::: Exercise materials

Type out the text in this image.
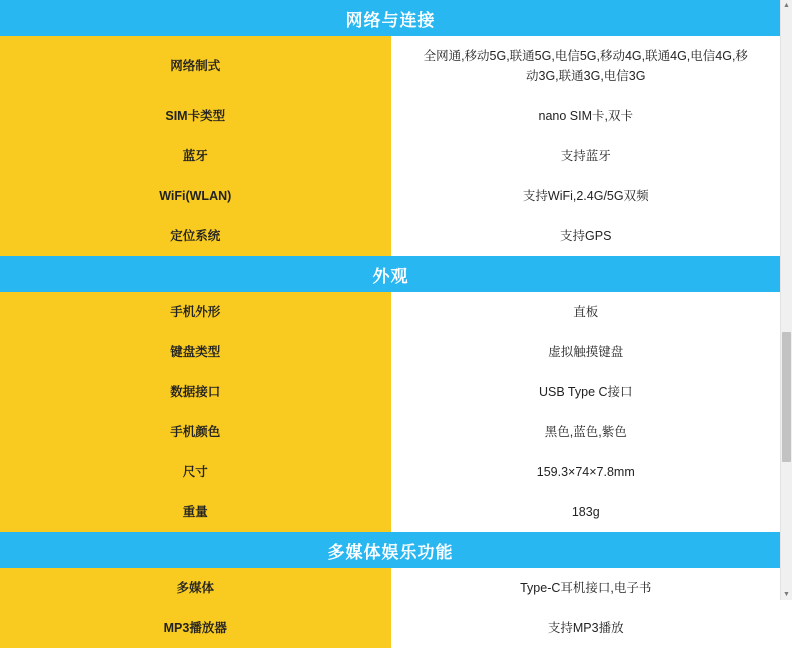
网络与连接	
网络制式	全网通,移动5G,联通5G,电信5G,移动4G,联通4G,电信4G,移动3G,联通3G,电信3G
SIM卡类型	nano SIM卡,双卡
蓝牙	支持蓝牙
WiFi(WLAN)	支持WiFi,2.4G/5G双频
定位系统	支持GPS
外观	
手机外形	直板
键盘类型	虚拟触摸键盘
数据接口	USB Type C接口
手机颜色	黑色,蓝色,紫色
尺寸	159.3×74×7.8mm
重量	183g
多媒体娱乐功能	
多媒体	Type-C耳机接口,电子书
MP3播放器	支持MP3播放
▲
▼
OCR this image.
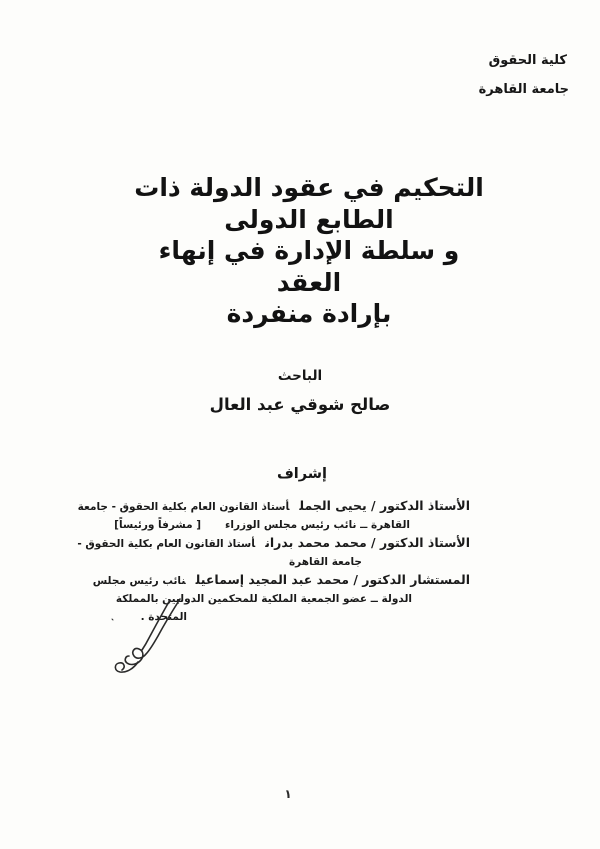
كلية الحقوق
جامعة القاهرة
التحكيم في عقود الدولة ذات
الطابع الدولى
و سلطة الإدارة في إنهاء
العقد
بإرادة منفردة
الباحث
صالح شوقي عبد العال
إشراف
الأستاذ الدكتور / يحيى الجملأستاذ القانون العام بكلية الحقوق - جامعة
القاهرة ــ نائب رئيس مجلس الوزراء[ مشرفاً ورئيساً]
الأستاذ الدكتور / محمد محمد بدرانأستاذ القانون العام بكلية الحقوق -
جامعة القاهرة
المستشار الدكتور / محمد عبد المجيد إسماعيلنائب رئيس مجلس
الدولة ــ عضو الجمعية الملكية للمحكمين الدوليين بالمملكة
المتحدة .
١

::::::

Task to carry out
Read through the data and copy every line where "العام" shows up.

Task response
الأستاذ الدكتور / يحيى الجملأستاذ القانون العام بكلية الحقوق - جامعة
الأستاذ الدكتور / محمد محمد بدرانأستاذ القانون العام بكلية الحقوق -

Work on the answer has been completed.